§ Exercise objective
Extract the records in full, leaving every picture out.

§ Records
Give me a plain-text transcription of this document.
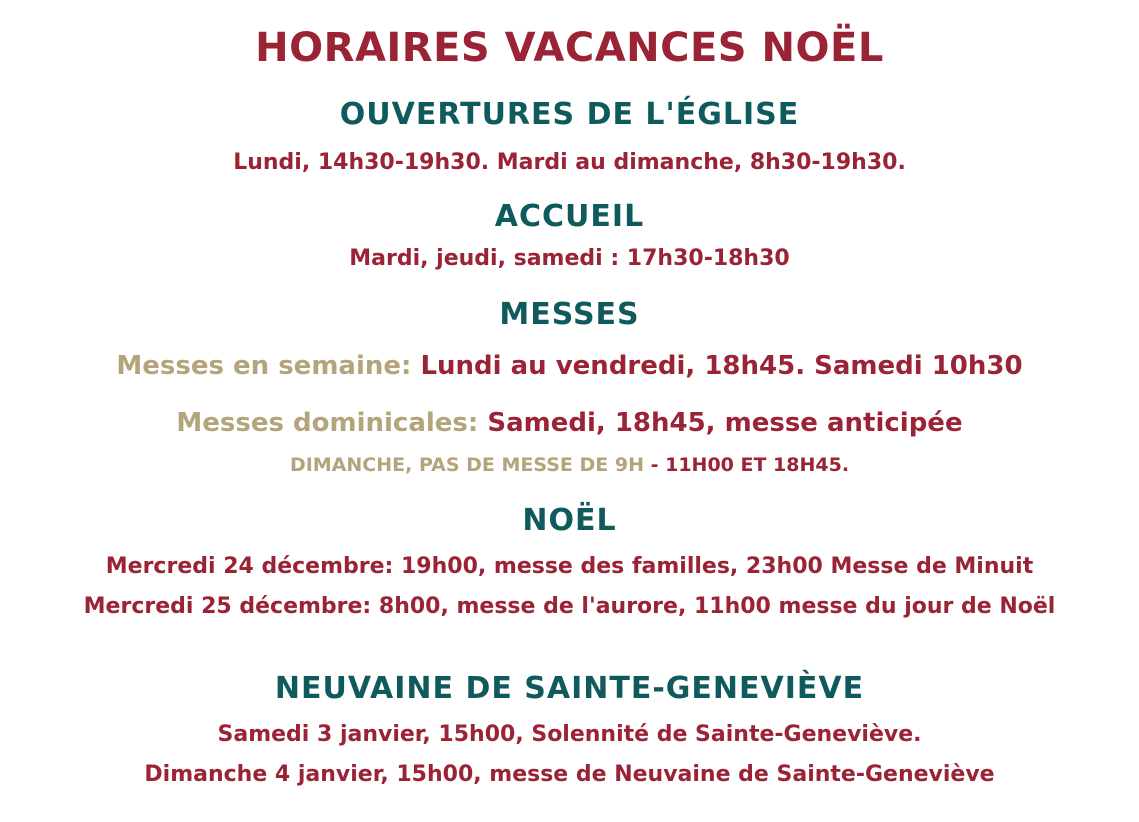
HORAIRES VACANCES NOËL
OUVERTURES DE L'ÉGLISE
Lundi, 14h30-19h30. Mardi au dimanche, 8h30-19h30.
ACCUEIL
Mardi, jeudi, samedi : 17h30-18h30
MESSES
Messes en semaine: Lundi au vendredi, 18h45. Samedi 10h30
Messes dominicales: Samedi, 18h45, messe anticipée
DIMANCHE, PAS DE MESSE DE 9H - 11H00 ET 18H45.
NOËL
Mercredi 24 décembre: 19h00, messe des familles, 23h00 Messe de Minuit
Mercredi 25 décembre: 8h00, messe de l'aurore, 11h00 messe du jour de Noël
NEUVAINE DE SAINTE-GENEVIÈVE
Samedi 3 janvier, 15h00, Solennité de Sainte-Geneviève.
Dimanche 4 janvier, 15h00, messe de Neuvaine de Sainte-Geneviève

§ Exercise result
Give me a plain-text transcription of this document.
HORAIRES VACANCES NOËL
OUVERTURES DE L'ÉGLISE
Lundi, 14h30-19h30. Mardi au dimanche, 8h30-19h30.
ACCUEIL
Mardi, jeudi, samedi : 17h30-18h30
MESSES
Messes en semaine: Lundi au vendredi, 18h45. Samedi 10h30
Messes dominicales: Samedi, 18h45, messe anticipée
DIMANCHE, PAS DE MESSE DE 9H - 11H00 ET 18H45.
NOËL
Mercredi 24 décembre: 19h00, messe des familles, 23h00 Messe de Minuit
Mercredi 25 décembre: 8h00, messe de l'aurore, 11h00 messe du jour de Noël
NEUVAINE DE SAINTE-GENEVIÈVE
Samedi 3 janvier, 15h00, Solennité de Sainte-Geneviève.
Dimanche 4 janvier, 15h00, messe de Neuvaine de Sainte-Geneviève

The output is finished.